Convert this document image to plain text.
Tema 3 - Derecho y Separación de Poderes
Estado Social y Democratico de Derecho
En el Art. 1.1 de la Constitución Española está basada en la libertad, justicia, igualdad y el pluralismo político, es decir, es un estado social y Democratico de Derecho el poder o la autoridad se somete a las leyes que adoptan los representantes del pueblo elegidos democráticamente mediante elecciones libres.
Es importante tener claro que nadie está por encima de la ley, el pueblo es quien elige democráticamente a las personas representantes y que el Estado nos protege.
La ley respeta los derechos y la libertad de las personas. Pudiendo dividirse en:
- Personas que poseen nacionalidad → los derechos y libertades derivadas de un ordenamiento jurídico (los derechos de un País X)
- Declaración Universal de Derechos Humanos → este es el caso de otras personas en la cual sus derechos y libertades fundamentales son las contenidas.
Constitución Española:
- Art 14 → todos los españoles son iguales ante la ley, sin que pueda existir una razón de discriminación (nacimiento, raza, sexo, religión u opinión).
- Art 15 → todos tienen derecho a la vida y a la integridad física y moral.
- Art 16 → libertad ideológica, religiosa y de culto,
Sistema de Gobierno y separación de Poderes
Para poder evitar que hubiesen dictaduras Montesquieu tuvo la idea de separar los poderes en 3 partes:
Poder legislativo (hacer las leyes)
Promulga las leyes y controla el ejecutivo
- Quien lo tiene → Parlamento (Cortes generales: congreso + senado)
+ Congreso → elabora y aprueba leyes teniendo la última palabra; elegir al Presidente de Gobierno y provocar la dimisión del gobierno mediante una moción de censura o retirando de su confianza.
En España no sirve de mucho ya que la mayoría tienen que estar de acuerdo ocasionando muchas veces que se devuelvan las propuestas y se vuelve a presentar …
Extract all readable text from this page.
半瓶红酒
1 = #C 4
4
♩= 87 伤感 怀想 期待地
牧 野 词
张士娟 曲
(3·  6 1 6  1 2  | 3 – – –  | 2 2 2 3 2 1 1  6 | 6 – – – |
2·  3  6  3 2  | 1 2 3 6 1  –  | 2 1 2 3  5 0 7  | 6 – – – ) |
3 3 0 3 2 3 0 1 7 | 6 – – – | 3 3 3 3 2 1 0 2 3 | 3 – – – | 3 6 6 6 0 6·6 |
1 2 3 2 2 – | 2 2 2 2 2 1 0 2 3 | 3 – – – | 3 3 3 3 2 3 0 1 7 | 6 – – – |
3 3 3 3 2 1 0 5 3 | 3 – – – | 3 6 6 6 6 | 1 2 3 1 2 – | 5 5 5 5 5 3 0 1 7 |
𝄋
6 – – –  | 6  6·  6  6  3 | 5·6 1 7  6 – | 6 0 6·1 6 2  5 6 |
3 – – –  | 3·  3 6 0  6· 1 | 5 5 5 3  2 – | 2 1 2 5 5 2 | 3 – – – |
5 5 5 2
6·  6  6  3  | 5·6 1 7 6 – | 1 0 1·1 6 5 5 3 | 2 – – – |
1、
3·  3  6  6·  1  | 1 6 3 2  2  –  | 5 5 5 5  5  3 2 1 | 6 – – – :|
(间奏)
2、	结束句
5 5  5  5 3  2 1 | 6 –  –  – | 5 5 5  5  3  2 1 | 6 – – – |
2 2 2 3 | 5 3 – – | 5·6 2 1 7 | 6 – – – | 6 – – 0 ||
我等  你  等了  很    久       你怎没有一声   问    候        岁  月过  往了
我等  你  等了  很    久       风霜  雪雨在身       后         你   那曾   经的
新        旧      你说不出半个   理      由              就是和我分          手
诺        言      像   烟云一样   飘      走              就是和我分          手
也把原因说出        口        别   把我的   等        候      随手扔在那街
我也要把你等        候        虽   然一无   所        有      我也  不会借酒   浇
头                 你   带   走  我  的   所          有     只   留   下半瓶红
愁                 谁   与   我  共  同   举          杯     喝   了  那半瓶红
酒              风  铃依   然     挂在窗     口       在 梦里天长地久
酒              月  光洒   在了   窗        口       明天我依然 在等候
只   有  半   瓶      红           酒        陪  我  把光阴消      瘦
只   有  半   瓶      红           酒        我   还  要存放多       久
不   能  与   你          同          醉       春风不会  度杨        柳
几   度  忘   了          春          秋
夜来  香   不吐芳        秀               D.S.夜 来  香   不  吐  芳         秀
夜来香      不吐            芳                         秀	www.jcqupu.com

********************

• **WORK TO BE COMPLETED**:
Copy every line of the records word for word.

• **ANSWER TO THE EXERCISE**:
Convert this document image to plain text.
Tema 3 - Derecho y Separación de Poderes
Estado Social y Democratico de Derecho
En el Art. 1.1 de la Constitución Española está basada en la libertad, justicia, igualdad y el pluralismo político, es decir, es un estado social y Democratico de Derecho el poder o la autoridad se somete a las leyes que adoptan los representantes del pueblo elegidos democráticamente mediante elecciones libres.
Es importante tener claro que nadie está por encima de la ley, el pueblo es quien elige democráticamente a las personas representantes y que el Estado nos protege.
La ley respeta los derechos y la libertad de las personas. Pudiendo dividirse en:
- Personas que poseen nacionalidad → los derechos y libertades derivadas de un ordenamiento jurídico (los derechos de un País X)
- Declaración Universal de Derechos Humanos → este es el caso de otras personas en la cual sus derechos y libertades fundamentales son las contenidas.
Constitución Española:
- Art 14 → todos los españoles son iguales ante la ley, sin que pueda existir una razón de discriminación (nacimiento, raza, sexo, religión u opinión).
- Art 15 → todos tienen derecho a la vida y a la integridad física y moral.
- Art 16 → libertad ideológica, religiosa y de culto,
Sistema de Gobierno y separación de Poderes
Para poder evitar que hubiesen dictaduras Montesquieu tuvo la idea de separar los poderes en 3 partes:
Poder legislativo (hacer las leyes)
Promulga las leyes y controla el ejecutivo
- Quien lo tiene → Parlamento (Cortes generales: congreso + senado)
+ Congreso → elabora y aprueba leyes teniendo la última palabra; elegir al Presidente de Gobierno y provocar la dimisión del gobierno mediante una moción de censura o retirando de su confianza.
En España no sirve de mucho ya que la mayoría tienen que estar de acuerdo ocasionando muchas veces que se devuelvan las propuestas y se vuelve a presentar …
Extract all readable text from this page.
半瓶红酒
1 = #C 4
4
♩= 87 伤感 怀想 期待地
牧 野 词
张士娟 曲
(3·  6 1 6  1 2  | 3 – – –  | 2 2 2 3 2 1 1  6 | 6 – – – |
2·  3  6  3 2  | 1 2 3 6 1  –  | 2 1 2 3  5 0 7  | 6 – – – ) |
3 3 0 3 2 3 0 1 7 | 6 – – – | 3 3 3 3 2 1 0 2 3 | 3 – – – | 3 6 6 6 0 6·6 |
1 2 3 2 2 – | 2 2 2 2 2 1 0 2 3 | 3 – – – | 3 3 3 3 2 3 0 1 7 | 6 – – – |
3 3 3 3 2 1 0 5 3 | 3 – – – | 3 6 6 6 6 | 1 2 3 1 2 – | 5 5 5 5 5 3 0 1 7 |
𝄋
6 – – –  | 6  6·  6  6  3 | 5·6 1 7  6 – | 6 0 6·1 6 2  5 6 |
3 – – –  | 3·  3 6 0  6· 1 | 5 5 5 3  2 – | 2 1 2 5 5 2 | 3 – – – |
5 5 5 2
6·  6  6  3  | 5·6 1 7 6 – | 1 0 1·1 6 5 5 3 | 2 – – – |
1、
3·  3  6  6·  1  | 1 6 3 2  2  –  | 5 5 5 5  5  3 2 1 | 6 – – – :|
(间奏)
2、	结束句
5 5  5  5 3  2 1 | 6 –  –  – | 5 5 5  5  3  2 1 | 6 – – – |
2 2 2 3 | 5 3 – – | 5·6 2 1 7 | 6 – – – | 6 – – 0 ||
我等  你  等了  很    久       你怎没有一声   问    候        岁  月过  往了
我等  你  等了  很    久       风霜  雪雨在身       后         你   那曾   经的
新        旧      你说不出半个   理      由              就是和我分          手
诺        言      像   烟云一样   飘      走              就是和我分          手
也把原因说出        口        别   把我的   等        候      随手扔在那街
我也要把你等        候        虽   然一无   所        有      我也  不会借酒   浇
头                 你   带   走  我  的   所          有     只   留   下半瓶红
愁                 谁   与   我  共  同   举          杯     喝   了  那半瓶红
酒              风  铃依   然     挂在窗     口       在 梦里天长地久
酒              月  光洒   在了   窗        口       明天我依然 在等候
只   有  半   瓶      红           酒        陪  我  把光阴消      瘦
只   有  半   瓶      红           酒        我   还  要存放多       久
不   能  与   你          同          醉       春风不会  度杨        柳
几   度  忘   了          春          秋
夜来  香   不吐芳        秀               D.S.夜 来  香   不  吐  芳         秀
夜来香      不吐            芳                         秀	www.jcqupu.com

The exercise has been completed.